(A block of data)
════════════════════
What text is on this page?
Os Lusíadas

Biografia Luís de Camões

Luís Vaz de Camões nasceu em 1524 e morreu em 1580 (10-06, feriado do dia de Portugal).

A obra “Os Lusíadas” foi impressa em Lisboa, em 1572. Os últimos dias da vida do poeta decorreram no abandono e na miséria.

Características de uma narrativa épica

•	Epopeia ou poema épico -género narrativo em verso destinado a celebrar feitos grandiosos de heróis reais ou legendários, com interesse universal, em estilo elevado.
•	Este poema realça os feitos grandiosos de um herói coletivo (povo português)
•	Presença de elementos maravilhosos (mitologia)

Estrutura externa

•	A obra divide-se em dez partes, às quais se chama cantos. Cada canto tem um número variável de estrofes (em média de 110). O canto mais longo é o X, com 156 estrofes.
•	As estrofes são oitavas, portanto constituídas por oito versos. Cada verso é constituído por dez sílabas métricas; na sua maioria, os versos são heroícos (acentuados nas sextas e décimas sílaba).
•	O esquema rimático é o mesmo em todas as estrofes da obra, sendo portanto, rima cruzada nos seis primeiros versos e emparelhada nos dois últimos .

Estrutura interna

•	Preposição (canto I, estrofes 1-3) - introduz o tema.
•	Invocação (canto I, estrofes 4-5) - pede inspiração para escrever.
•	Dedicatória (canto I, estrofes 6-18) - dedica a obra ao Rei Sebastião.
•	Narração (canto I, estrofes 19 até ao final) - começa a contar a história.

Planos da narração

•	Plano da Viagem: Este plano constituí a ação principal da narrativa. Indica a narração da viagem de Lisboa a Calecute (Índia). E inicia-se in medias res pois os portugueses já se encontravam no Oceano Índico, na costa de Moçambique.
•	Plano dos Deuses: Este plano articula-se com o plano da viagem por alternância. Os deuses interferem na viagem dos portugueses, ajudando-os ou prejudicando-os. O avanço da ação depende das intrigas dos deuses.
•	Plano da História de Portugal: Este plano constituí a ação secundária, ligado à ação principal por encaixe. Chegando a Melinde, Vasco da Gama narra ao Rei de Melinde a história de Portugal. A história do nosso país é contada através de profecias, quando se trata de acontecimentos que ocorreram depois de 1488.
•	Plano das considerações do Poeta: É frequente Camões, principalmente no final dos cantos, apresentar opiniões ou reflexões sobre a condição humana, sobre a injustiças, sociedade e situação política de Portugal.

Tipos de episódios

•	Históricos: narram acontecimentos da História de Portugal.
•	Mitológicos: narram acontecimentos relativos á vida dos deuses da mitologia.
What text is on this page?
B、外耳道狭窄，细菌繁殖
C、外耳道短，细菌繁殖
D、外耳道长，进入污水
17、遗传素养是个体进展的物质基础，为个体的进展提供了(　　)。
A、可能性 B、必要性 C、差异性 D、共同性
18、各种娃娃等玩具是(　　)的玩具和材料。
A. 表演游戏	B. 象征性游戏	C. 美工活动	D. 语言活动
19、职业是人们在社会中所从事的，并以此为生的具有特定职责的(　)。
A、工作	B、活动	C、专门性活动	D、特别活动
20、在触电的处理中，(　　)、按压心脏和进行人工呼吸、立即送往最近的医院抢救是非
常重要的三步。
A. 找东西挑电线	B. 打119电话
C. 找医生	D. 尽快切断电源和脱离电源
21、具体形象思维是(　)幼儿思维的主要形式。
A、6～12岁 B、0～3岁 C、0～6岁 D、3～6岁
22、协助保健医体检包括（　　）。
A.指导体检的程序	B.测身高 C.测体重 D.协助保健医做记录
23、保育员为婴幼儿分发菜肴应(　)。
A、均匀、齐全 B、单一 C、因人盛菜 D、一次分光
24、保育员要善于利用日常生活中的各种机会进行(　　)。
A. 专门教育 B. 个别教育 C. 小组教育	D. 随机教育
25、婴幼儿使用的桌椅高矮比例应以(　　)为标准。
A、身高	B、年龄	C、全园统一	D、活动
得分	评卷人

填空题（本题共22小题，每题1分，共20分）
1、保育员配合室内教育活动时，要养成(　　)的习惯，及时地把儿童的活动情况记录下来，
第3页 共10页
════════════════════
◆ Challenge ◆
In full and verbatim, repeat the records given above.

◆ Final result ◆
What text is on this page?
Os Lusíadas

Biografia Luís de Camões

Luís Vaz de Camões nasceu em 1524 e morreu em 1580 (10-06, feriado do dia de Portugal).

A obra “Os Lusíadas” foi impressa em Lisboa, em 1572. Os últimos dias da vida do poeta decorreram no abandono e na miséria.

Características de uma narrativa épica

•	Epopeia ou poema épico -género narrativo em verso destinado a celebrar feitos grandiosos de heróis reais ou legendários, com interesse universal, em estilo elevado.
•	Este poema realça os feitos grandiosos de um herói coletivo (povo português)
•	Presença de elementos maravilhosos (mitologia)

Estrutura externa

•	A obra divide-se em dez partes, às quais se chama cantos. Cada canto tem um número variável de estrofes (em média de 110). O canto mais longo é o X, com 156 estrofes.
•	As estrofes são oitavas, portanto constituídas por oito versos. Cada verso é constituído por dez sílabas métricas; na sua maioria, os versos são heroícos (acentuados nas sextas e décimas sílaba).
•	O esquema rimático é o mesmo em todas as estrofes da obra, sendo portanto, rima cruzada nos seis primeiros versos e emparelhada nos dois últimos .

Estrutura interna

•	Preposição (canto I, estrofes 1-3) - introduz o tema.
•	Invocação (canto I, estrofes 4-5) - pede inspiração para escrever.
•	Dedicatória (canto I, estrofes 6-18) - dedica a obra ao Rei Sebastião.
•	Narração (canto I, estrofes 19 até ao final) - começa a contar a história.

Planos da narração

•	Plano da Viagem: Este plano constituí a ação principal da narrativa. Indica a narração da viagem de Lisboa a Calecute (Índia). E inicia-se in medias res pois os portugueses já se encontravam no Oceano Índico, na costa de Moçambique.
•	Plano dos Deuses: Este plano articula-se com o plano da viagem por alternância. Os deuses interferem na viagem dos portugueses, ajudando-os ou prejudicando-os. O avanço da ação depende das intrigas dos deuses.
•	Plano da História de Portugal: Este plano constituí a ação secundária, ligado à ação principal por encaixe. Chegando a Melinde, Vasco da Gama narra ao Rei de Melinde a história de Portugal. A história do nosso país é contada através de profecias, quando se trata de acontecimentos que ocorreram depois de 1488.
•	Plano das considerações do Poeta: É frequente Camões, principalmente no final dos cantos, apresentar opiniões ou reflexões sobre a condição humana, sobre a injustiças, sociedade e situação política de Portugal.

Tipos de episódios

•	Históricos: narram acontecimentos da História de Portugal.
•	Mitológicos: narram acontecimentos relativos á vida dos deuses da mitologia.
What text is on this page?
B、外耳道狭窄，细菌繁殖
C、外耳道短，细菌繁殖
D、外耳道长，进入污水
17、遗传素养是个体进展的物质基础，为个体的进展提供了(　　)。
A、可能性 B、必要性 C、差异性 D、共同性
18、各种娃娃等玩具是(　　)的玩具和材料。
A. 表演游戏	B. 象征性游戏	C. 美工活动	D. 语言活动
19、职业是人们在社会中所从事的，并以此为生的具有特定职责的(　)。
A、工作	B、活动	C、专门性活动	D、特别活动
20、在触电的处理中，(　　)、按压心脏和进行人工呼吸、立即送往最近的医院抢救是非
常重要的三步。
A. 找东西挑电线	B. 打119电话
C. 找医生	D. 尽快切断电源和脱离电源
21、具体形象思维是(　)幼儿思维的主要形式。
A、6～12岁 B、0～3岁 C、0～6岁 D、3～6岁
22、协助保健医体检包括（　　）。
A.指导体检的程序	B.测身高 C.测体重 D.协助保健医做记录
23、保育员为婴幼儿分发菜肴应(　)。
A、均匀、齐全 B、单一 C、因人盛菜 D、一次分光
24、保育员要善于利用日常生活中的各种机会进行(　　)。
A. 专门教育 B. 个别教育 C. 小组教育	D. 随机教育
25、婴幼儿使用的桌椅高矮比例应以(　　)为标准。
A、身高	B、年龄	C、全园统一	D、活动
得分	评卷人

填空题（本题共22小题，每题1分，共20分）
1、保育员配合室内教育活动时，要养成(　　)的习惯，及时地把儿童的活动情况记录下来，
第3页 共10页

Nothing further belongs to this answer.